++++ TASK MATERIAL

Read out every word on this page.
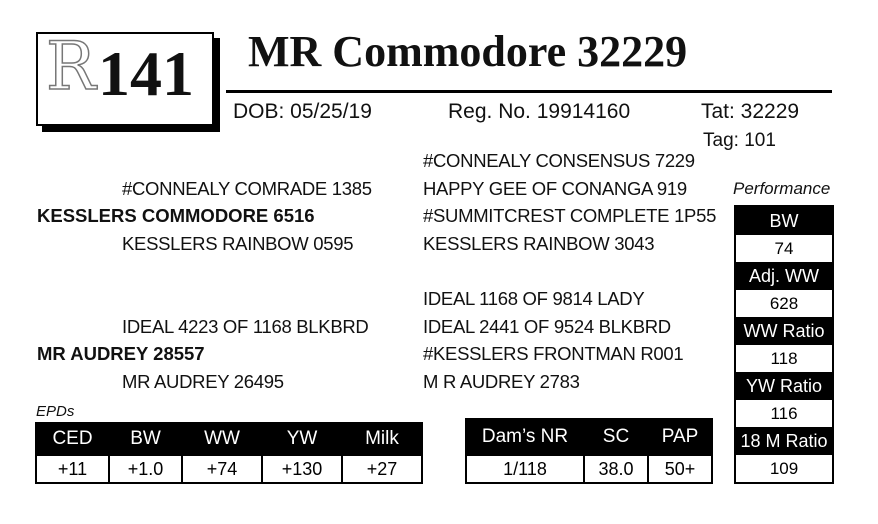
R 141 MR Commodore 32229
DOB: 05/25/19	Reg. No. 19914160	Tat: 32229
Tag: 101
#CONNEALY CONSENSUS 7229
#CONNEALY COMRADE 1385	HAPPY GEE OF CONANGA 919
KESSLERS COMMODORE 6516	#SUMMITCREST COMPLETE 1P55
KESSLERS RAINBOW 0595	KESSLERS RAINBOW 3043
IDEAL 1168 OF 9814 LADY
IDEAL 4223 OF 1168 BLKBRD	IDEAL 2441 OF 9524 BLKBRD
MR AUDREY 28557	#KESSLERS FRONTMAN R001
MR AUDREY 26495	M R AUDREY 2783
Performance
BW
74
Adj. WW
628
WW Ratio
118
YW Ratio
116
18 M Ratio
109
EPDs
CED	BW	WW	YW	Milk
+11	+1.0	+74	+130	+27
Dam’s NR	SC	PAP
1/118	38.0	50+
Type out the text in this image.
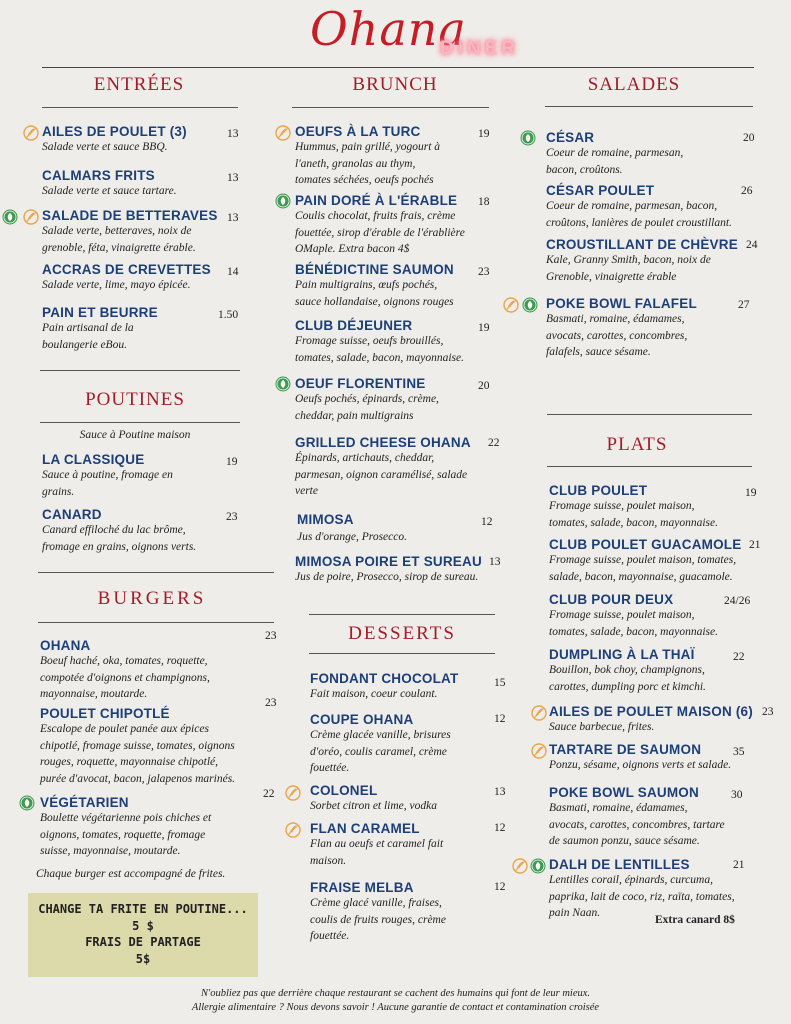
Ohana
DINER
ENTRÉES	BRUNCH	SALADES
POUTINES
BURGERS
DESSERTS
PLATS
AILES DE POULET (3)
Salade verte et sauce BBQ.
13
CALMARS FRITS
Salade verte et sauce tartare.
13
SALADE DE BETTERAVES
Salade verte, betteraves, noix de
grenoble, féta, vinaigrette érable.
13
ACCRAS DE CREVETTES
Salade verte, lime, mayo épicée.
14
PAIN ET BEURRE
Pain artisanal de la
boulangerie eBou.
1.50
Sauce à Poutine maison
LA CLASSIQUE
Sauce à poutine, fromage en
grains.
19
CANARD
Canard effiloché du lac brôme,
fromage en grains, oignons verts.
23
OHANA
Boeuf haché, oka, tomates, roquette,
compotée d'oignons et champignons,
mayonnaise, moutarde.
23
POULET CHIPOTLÉ
Escalope de poulet panée aux épices
chipotlé, fromage suisse, tomates, oignons
rouges, roquette, mayonnaise chipotlé,
purée d'avocat, bacon, jalapenos marinés.
23
VÉGÉTARIEN
Boulette végétarienne pois chiches et
oignons, tomates, roquette, fromage
suisse, mayonnaise, moutarde.
22
Chaque burger est accompagné de frites.
CHANGE TA FRITE EN POUTINE...
5 $
FRAIS DE PARTAGE
5$
OEUFS À LA TURC
Hummus, pain grillé, yogourt à
l'aneth, granolas au thym,
tomates séchées, oeufs pochés
19
PAIN DORÉ À L'ÉRABLE
Coulis chocolat, fruits frais, crème
fouettée, sirop d'érable de l'érablière
OMaple. Extra bacon 4$
18
BÉNÉDICTINE SAUMON
Pain multigrains, œufs pochés,
sauce hollandaise, oignons rouges
23
CLUB DÉJEUNER
Fromage suisse, oeufs brouillés,
tomates, salade, bacon, mayonnaise.
19
OEUF FLORENTINE
Oeufs pochés, épinards, crème,
cheddar, pain multigrains
20
GRILLED CHEESE OHANA
Épinards, artichauts, cheddar,
parmesan, oignon caramélisé, salade
verte
22
MIMOSA
Jus d'orange, Prosecco.
12
MIMOSA POIRE ET SUREAU
Jus de poire, Prosecco, sirop de sureau.
13
FONDANT CHOCOLAT
Fait maison, coeur coulant.
15
COUPE OHANA
Crème glacée vanille, brisures
d'oréo, coulis caramel, crème
fouettée.
12
COLONEL
Sorbet citron et lime, vodka
13
FLAN CARAMEL
Flan au oeufs et caramel fait
maison.
12
FRAISE MELBA
Crème glacé vanille, fraises,
coulis de fruits rouges, crème
fouettée.
12
CÉSAR
Coeur de romaine, parmesan,
bacon, croûtons.
20
CÉSAR POULET
Coeur de romaine, parmesan, bacon,
croûtons, lanières de poulet croustillant.
26
CROUSTILLANT DE CHÈVRE
Kale, Granny Smith, bacon, noix de
Grenoble, vinaigrette érable
24
POKE BOWL FALAFEL
Basmati, romaine, édamames,
avocats, carottes, concombres,
falafels, sauce sésame.
27
CLUB POULET
Fromage suisse, poulet maison,
tomates, salade, bacon, mayonnaise.
19
CLUB POULET GUACAMOLE
Fromage suisse, poulet maison, tomates,
salade, bacon, mayonnaise, guacamole.
21
CLUB POUR DEUX
Fromage suisse, poulet maison,
tomates, salade, bacon, mayonnaise.
24/26
DUMPLING À LA THAÏ
Bouillon, bok choy, champignons,
carottes, dumpling porc et kimchi.
22
AILES DE POULET MAISON (6)
Sauce barbecue, frites.
23
TARTARE DE SAUMON
Ponzu, sésame, oignons verts et salade.
35
POKE BOWL SAUMON
Basmati, romaine, édamames,
avocats, carottes, concombres, tartare
de saumon ponzu, sauce sésame.
30
DALH DE LENTILLES
Lentilles corail, épinards, curcuma,
paprika, lait de coco, riz, raïta, tomates,
pain Naan.
21
Extra canard 8$
N'oubliez pas que derrière chaque restaurant se cachent des humains qui font de leur mieux.
Allergie alimentaire ? Nous devons savoir ! Aucune garantie de contact et contamination croisée
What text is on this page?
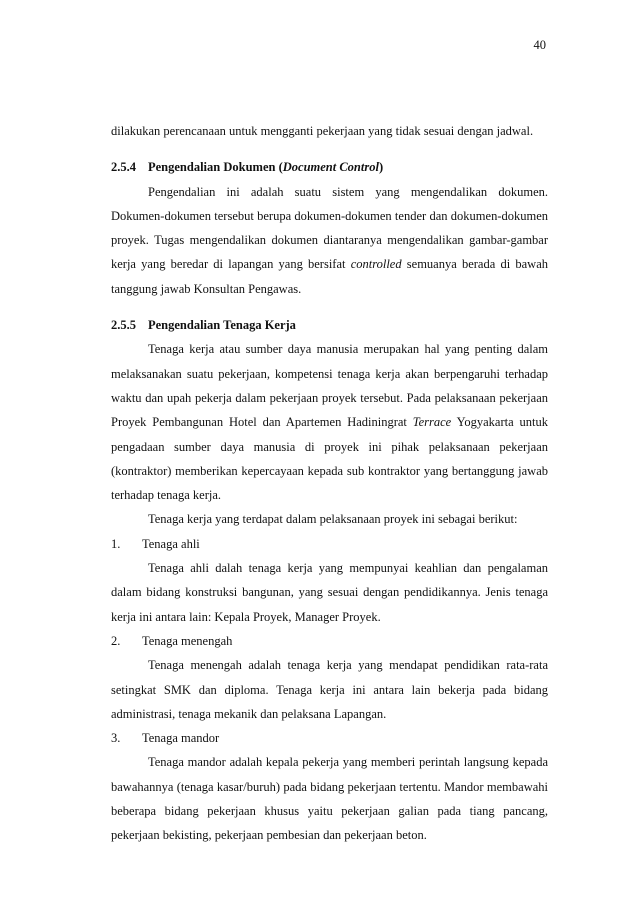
40

dilakukan perencanaan untuk mengganti pekerjaan yang tidak sesuai dengan jadwal.

2.5.4 Pengendalian Dokumen (Document Control)

Pengendalian ini adalah suatu sistem yang mengendalikan dokumen. Dokumen-dokumen tersebut berupa dokumen-dokumen tender dan dokumen-dokumen proyek. Tugas mengendalikan dokumen diantaranya mengendalikan gambar-gambar kerja yang beredar di lapangan yang bersifat controlled semuanya berada di bawah tanggung jawab Konsultan Pengawas.

2.5.5 Pengendalian Tenaga Kerja

Tenaga kerja atau sumber daya manusia merupakan hal yang penting dalam melaksanakan suatu pekerjaan, kompetensi tenaga kerja akan berpengaruhi terhadap waktu dan upah pekerja dalam pekerjaan proyek tersebut. Pada pelaksanaan pekerjaan Proyek Pembangunan Hotel dan Apartemen Hadiningrat Terrace Yogyakarta untuk pengadaan sumber daya manusia di proyek ini pihak pelaksanaan pekerjaan (kontraktor) memberikan kepercayaan kepada sub kontraktor yang bertanggung jawab terhadap tenaga kerja.

Tenaga kerja yang terdapat dalam pelaksanaan proyek ini sebagai berikut:

1. Tenaga ahli

Tenaga ahli dalah tenaga kerja yang mempunyai keahlian dan pengalaman dalam bidang konstruksi bangunan, yang sesuai dengan pendidikannya. Jenis tenaga kerja ini antara lain: Kepala Proyek, Manager Proyek.

2. Tenaga menengah

Tenaga menengah adalah tenaga kerja yang mendapat pendidikan rata-rata setingkat SMK dan diploma. Tenaga kerja ini antara lain bekerja pada bidang administrasi, tenaga mekanik dan pelaksana Lapangan.

3. Tenaga mandor

Tenaga mandor adalah kepala pekerja yang memberi perintah langsung kepada bawahannya (tenaga kasar/buruh) pada bidang pekerjaan tertentu. Mandor membawahi beberapa bidang pekerjaan khusus yaitu pekerjaan galian pada tiang pancang, pekerjaan bekisting, pekerjaan pembesian dan pekerjaan beton.
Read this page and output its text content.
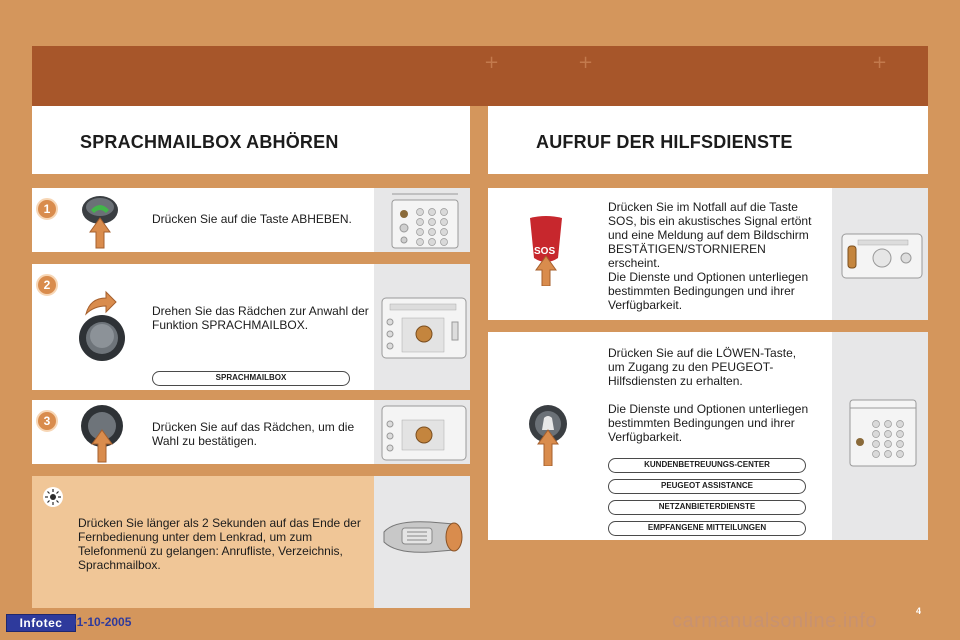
+	+	+
SPRACHMAILBOX ABHÖREN
1
Drücken Sie auf die Taste ABHEBEN.
2
Drehen Sie das Rädchen zur Anwahl der Funktion SPRACHMAILBOX.
SPRACHMAILBOX
3	Drücken Sie auf das Rädchen, um die Wahl zu bestätigen.
Drücken Sie länger als 2 Sekunden auf das Ende der Fernbedienung unter dem Lenkrad, um zum Telefonmenü zu gelangen: Anrufliste, Verzeichnis, Sprachmailbox.
AUFRUF DER HILFSDIENSTE
SOS
Drücken Sie im Notfall auf die Taste
SOS, bis ein akustisches Signal ertönt
und eine Meldung auf dem Bildschirm
BESTÄTIGEN/STORNIEREN
erscheint.
Die Dienste und Optionen unterliegen
bestimmten Bedingungen und ihrer
Verfügbarkeit.
Drücken Sie auf die LÖWEN-Taste,
um Zugang zu den PEUGEOT-
Hilfsdiensten zu erhalten.
Die Dienste und Optionen unterliegen
bestimmten Bedingungen und ihrer
Verfügbarkeit.
KUNDENBETREUUNGS-CENTER
PEUGEOT ASSISTANCE
NETZANBIETERDIENSTE
EMPFANGENE MITTEILUNGEN
Infotec 01-10-2005
4
carmanualsonline.info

++++++++

Copy exactly the lines from the one containing "Read this page and output its text content." through the last line of the records above, including both, and omit every picture.

» **ANSWER BELOW**
Read this page and output its text content.
+	+	+
SPRACHMAILBOX ABHÖREN
1
Drücken Sie auf die Taste ABHEBEN.
2
Drehen Sie das Rädchen zur Anwahl der Funktion SPRACHMAILBOX.
SPRACHMAILBOX
3	Drücken Sie auf das Rädchen, um die Wahl zu bestätigen.
Drücken Sie länger als 2 Sekunden auf das Ende der Fernbedienung unter dem Lenkrad, um zum Telefonmenü zu gelangen: Anrufliste, Verzeichnis, Sprachmailbox.
AUFRUF DER HILFSDIENSTE
SOS
Drücken Sie im Notfall auf die Taste
SOS, bis ein akustisches Signal ertönt
und eine Meldung auf dem Bildschirm
BESTÄTIGEN/STORNIEREN
erscheint.
Die Dienste und Optionen unterliegen
bestimmten Bedingungen und ihrer
Verfügbarkeit.
Drücken Sie auf die LÖWEN-Taste,
um Zugang zu den PEUGEOT-
Hilfsdiensten zu erhalten.
Die Dienste und Optionen unterliegen
bestimmten Bedingungen und ihrer
Verfügbarkeit.
KUNDENBETREUUNGS-CENTER
PEUGEOT ASSISTANCE
NETZANBIETERDIENSTE
EMPFANGENE MITTEILUNGEN
Infotec 01-10-2005
4
carmanualsonline.info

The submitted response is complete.